— Provided records —
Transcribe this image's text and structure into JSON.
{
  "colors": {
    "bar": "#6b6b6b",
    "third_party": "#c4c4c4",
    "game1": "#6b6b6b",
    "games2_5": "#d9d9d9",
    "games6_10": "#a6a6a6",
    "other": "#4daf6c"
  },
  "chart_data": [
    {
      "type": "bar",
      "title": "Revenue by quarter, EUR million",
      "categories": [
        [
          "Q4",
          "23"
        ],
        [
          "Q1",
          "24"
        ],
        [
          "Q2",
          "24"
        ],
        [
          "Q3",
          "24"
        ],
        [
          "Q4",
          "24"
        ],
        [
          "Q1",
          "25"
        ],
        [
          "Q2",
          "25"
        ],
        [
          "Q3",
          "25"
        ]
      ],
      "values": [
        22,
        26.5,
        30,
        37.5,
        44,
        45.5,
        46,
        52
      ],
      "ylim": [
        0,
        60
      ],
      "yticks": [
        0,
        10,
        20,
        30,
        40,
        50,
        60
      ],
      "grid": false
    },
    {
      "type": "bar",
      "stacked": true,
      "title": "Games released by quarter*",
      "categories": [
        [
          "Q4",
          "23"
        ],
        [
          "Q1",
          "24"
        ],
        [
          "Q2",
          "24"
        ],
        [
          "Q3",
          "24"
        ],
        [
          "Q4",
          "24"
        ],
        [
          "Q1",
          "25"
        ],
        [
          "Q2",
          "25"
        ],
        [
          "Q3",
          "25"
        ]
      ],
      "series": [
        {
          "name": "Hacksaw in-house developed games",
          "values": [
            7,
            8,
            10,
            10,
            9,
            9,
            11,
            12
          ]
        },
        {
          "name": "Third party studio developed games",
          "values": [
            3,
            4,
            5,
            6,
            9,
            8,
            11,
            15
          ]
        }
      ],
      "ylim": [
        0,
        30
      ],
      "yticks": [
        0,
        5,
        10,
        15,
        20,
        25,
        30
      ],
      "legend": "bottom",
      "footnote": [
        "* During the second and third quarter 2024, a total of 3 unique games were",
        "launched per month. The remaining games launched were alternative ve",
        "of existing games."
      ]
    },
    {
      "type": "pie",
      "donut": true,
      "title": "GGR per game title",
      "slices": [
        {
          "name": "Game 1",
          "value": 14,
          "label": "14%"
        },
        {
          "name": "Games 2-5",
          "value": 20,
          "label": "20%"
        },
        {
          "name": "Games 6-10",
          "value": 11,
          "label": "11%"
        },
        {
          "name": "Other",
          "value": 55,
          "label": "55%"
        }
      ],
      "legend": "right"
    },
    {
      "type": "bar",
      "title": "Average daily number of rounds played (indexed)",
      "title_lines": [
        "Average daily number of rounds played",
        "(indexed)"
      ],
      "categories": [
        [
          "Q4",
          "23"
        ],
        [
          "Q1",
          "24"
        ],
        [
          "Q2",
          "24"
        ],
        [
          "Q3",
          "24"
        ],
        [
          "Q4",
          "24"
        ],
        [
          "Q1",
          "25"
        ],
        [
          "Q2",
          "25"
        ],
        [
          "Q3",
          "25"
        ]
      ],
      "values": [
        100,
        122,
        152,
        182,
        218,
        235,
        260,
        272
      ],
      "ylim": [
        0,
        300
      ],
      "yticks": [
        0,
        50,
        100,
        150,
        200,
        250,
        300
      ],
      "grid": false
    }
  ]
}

— Exercise details —
In the data above, how many lines contain the string "quarter"? Answer with the number only.

— Response for this exercise —
3